*Source records*:
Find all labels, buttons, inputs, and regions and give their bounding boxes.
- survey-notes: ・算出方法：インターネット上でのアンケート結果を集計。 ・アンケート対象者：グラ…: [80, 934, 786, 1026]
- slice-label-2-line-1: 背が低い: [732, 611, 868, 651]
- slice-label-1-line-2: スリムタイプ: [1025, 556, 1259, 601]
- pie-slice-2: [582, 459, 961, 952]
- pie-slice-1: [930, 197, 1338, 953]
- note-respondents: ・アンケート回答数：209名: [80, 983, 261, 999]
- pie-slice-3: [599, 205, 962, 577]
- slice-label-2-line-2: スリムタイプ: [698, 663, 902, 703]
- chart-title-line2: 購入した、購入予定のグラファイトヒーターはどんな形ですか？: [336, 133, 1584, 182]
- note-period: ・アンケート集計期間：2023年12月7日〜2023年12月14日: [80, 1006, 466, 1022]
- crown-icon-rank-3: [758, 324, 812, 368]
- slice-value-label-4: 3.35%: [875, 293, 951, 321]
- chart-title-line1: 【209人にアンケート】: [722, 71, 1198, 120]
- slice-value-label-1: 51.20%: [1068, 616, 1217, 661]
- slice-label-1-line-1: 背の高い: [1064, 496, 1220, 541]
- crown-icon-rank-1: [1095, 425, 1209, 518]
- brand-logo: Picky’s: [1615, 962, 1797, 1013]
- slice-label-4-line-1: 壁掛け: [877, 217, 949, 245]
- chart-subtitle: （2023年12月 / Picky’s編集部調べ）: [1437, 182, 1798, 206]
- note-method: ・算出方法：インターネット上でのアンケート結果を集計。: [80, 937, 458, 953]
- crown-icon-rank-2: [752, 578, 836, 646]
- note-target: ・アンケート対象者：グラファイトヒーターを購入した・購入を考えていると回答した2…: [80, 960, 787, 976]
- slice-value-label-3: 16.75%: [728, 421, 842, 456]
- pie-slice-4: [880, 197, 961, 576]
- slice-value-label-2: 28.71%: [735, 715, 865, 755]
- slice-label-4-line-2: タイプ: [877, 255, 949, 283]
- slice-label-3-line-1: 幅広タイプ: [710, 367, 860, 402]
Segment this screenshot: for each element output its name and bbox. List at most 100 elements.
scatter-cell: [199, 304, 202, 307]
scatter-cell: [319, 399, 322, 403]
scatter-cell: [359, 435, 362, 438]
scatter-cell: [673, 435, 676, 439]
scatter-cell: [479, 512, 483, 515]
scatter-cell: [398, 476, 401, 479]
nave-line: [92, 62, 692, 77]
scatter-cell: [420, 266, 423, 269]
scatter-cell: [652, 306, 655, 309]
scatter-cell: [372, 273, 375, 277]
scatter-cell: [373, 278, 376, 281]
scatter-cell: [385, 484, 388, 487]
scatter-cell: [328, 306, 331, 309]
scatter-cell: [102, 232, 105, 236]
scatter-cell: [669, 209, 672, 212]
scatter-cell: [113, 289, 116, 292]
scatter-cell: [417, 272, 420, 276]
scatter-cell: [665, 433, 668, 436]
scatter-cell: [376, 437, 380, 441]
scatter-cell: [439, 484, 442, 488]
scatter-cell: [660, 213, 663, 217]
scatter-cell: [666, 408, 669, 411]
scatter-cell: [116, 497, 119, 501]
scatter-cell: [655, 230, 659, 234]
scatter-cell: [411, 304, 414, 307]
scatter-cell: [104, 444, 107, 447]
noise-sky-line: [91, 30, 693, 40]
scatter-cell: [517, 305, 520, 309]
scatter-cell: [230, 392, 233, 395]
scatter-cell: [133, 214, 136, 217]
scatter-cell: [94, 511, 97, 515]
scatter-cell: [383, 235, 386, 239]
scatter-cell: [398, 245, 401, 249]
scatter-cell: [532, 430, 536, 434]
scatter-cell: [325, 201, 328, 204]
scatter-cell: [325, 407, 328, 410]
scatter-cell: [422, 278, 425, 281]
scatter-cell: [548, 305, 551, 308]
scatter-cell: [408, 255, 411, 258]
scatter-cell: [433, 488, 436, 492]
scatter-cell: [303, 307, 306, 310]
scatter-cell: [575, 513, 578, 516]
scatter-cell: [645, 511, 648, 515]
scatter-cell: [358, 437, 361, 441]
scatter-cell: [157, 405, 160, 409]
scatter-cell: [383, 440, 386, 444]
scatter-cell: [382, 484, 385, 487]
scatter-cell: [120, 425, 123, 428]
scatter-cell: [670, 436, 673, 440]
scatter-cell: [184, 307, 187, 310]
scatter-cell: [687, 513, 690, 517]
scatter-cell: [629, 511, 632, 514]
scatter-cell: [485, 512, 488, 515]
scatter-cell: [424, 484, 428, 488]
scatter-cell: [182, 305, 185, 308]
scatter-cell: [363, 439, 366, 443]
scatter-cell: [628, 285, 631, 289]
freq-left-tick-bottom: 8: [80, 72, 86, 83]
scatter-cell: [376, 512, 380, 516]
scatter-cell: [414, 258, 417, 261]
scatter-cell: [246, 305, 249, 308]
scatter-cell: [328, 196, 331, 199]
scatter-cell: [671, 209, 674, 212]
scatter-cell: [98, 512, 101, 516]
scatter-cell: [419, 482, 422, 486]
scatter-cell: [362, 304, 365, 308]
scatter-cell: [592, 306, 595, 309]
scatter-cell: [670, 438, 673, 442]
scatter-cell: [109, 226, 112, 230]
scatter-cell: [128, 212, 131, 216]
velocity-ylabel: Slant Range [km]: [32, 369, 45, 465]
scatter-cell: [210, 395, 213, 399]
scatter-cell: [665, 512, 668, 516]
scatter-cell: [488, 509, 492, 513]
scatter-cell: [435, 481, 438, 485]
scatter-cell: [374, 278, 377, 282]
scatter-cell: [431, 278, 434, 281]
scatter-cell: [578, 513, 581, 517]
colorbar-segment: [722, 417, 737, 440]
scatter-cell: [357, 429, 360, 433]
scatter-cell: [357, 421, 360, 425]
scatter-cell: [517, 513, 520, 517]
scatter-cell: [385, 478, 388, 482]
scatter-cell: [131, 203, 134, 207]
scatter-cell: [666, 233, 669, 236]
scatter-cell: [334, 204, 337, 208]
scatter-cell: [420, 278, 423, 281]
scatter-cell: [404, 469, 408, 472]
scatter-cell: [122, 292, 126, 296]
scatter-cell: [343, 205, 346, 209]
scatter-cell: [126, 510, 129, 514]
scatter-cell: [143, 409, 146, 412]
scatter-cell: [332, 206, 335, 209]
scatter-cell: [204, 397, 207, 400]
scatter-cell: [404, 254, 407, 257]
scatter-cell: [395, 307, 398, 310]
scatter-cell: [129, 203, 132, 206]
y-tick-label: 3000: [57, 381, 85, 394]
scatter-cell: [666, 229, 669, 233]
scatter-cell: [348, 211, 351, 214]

*Exercise details*:
Output the lines from the start of the records through the line containing "- note-respondents: ・アンケート回答数：209名: [80, 983, 261, 999]" as a JSON list of strings, one string per line, with any blank lines omitted.

*Task output*:
[
  "Find all labels, buttons, inputs, and regions and give their bounding boxes.",
  "- survey-notes: ・算出方法：インターネット上でのアンケート結果を集計。 ・アンケート対象者：グラ…: [80, 934, 786, 1026]",
  "- slice-label-2-line-1: 背が低い: [732, 611, 868, 651]",
  "- slice-label-1-line-2: スリムタイプ: [1025, 556, 1259, 601]",
  "- pie-slice-2: [582, 459, 961, 952]",
  "- pie-slice-1: [930, 197, 1338, 953]",
  "- note-respondents: ・アンケート回答数：209名: [80, 983, 261, 999]"
]